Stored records
★ ★ ★

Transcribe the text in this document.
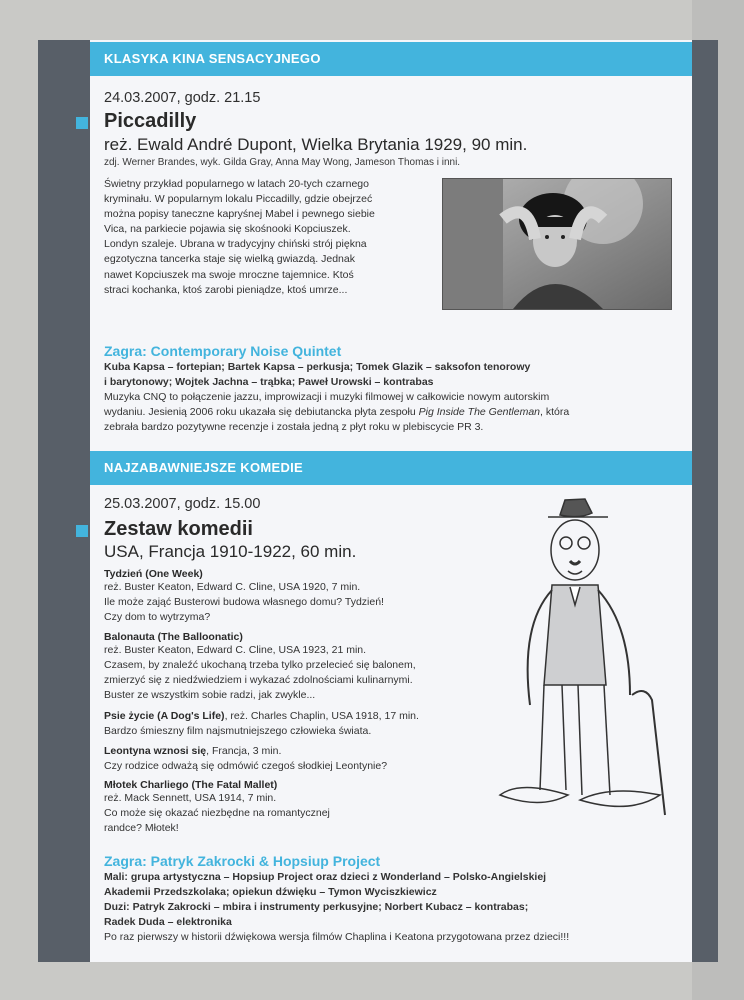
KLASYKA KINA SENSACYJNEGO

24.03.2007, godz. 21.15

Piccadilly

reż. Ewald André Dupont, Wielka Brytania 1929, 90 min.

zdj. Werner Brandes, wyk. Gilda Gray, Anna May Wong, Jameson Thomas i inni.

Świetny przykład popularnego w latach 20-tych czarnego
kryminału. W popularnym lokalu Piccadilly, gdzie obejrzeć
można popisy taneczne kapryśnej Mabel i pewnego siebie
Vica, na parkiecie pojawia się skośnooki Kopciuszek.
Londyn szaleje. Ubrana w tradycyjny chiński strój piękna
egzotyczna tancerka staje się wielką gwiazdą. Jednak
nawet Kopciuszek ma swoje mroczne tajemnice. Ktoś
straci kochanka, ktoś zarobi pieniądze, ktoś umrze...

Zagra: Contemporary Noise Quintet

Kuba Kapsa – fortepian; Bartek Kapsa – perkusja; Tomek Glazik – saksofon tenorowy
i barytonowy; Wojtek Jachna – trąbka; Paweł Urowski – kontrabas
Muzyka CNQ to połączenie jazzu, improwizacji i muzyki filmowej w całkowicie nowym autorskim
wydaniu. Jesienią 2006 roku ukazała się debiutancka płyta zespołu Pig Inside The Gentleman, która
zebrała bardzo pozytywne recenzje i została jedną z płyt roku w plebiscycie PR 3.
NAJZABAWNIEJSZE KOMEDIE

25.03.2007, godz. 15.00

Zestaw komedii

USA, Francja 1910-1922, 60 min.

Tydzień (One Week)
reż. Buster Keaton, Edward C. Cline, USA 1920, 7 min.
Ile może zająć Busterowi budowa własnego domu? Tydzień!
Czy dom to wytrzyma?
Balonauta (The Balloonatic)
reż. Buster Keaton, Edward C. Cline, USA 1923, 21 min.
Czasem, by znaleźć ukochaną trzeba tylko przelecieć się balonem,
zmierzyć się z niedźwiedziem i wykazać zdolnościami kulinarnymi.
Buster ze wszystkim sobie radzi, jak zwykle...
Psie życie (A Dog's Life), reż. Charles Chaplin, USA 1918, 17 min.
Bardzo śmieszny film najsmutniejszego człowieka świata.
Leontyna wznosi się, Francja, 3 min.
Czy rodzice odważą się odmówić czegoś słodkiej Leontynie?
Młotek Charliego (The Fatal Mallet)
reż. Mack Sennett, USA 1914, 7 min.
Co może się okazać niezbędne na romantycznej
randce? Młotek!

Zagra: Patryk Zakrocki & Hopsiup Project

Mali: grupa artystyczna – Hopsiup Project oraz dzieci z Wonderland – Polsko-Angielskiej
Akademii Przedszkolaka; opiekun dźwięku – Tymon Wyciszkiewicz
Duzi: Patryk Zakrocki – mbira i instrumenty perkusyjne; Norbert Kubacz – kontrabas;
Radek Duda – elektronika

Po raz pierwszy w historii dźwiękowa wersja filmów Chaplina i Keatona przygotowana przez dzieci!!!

★ ★ ★

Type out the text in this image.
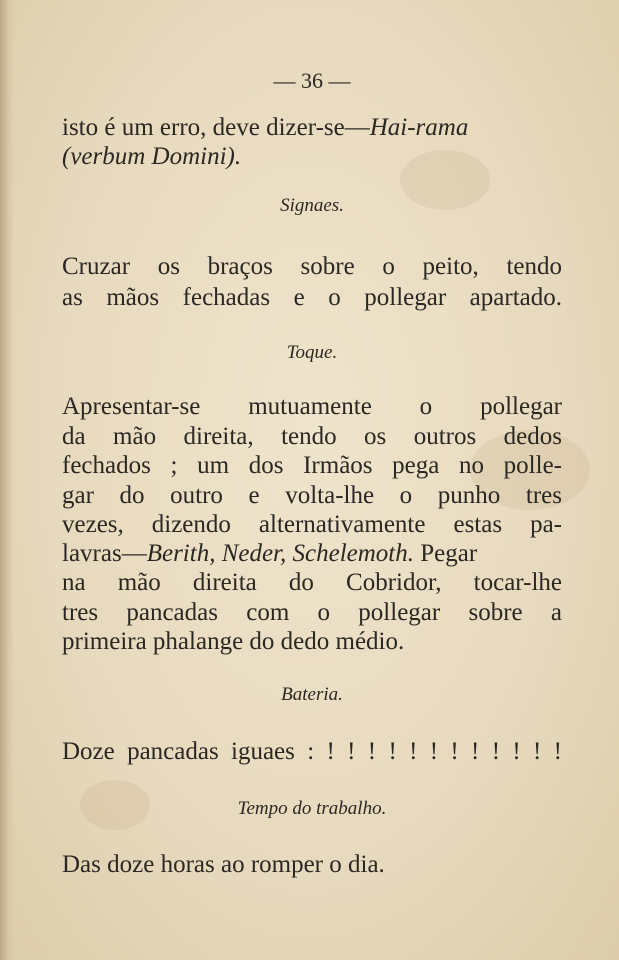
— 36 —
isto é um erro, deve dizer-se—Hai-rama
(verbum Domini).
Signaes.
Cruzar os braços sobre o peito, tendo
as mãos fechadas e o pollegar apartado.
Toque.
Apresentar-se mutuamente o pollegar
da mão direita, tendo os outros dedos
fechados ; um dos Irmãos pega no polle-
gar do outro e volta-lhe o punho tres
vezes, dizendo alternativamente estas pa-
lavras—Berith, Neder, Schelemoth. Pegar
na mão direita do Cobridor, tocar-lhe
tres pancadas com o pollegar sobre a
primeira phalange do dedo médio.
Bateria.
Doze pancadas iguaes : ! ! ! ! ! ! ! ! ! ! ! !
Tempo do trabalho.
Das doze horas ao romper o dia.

★ ★ ★

#### [Request]
Check every line of the material for the string "może" and give the number of lines that have it, without anything else.

#### [Exercise output]
2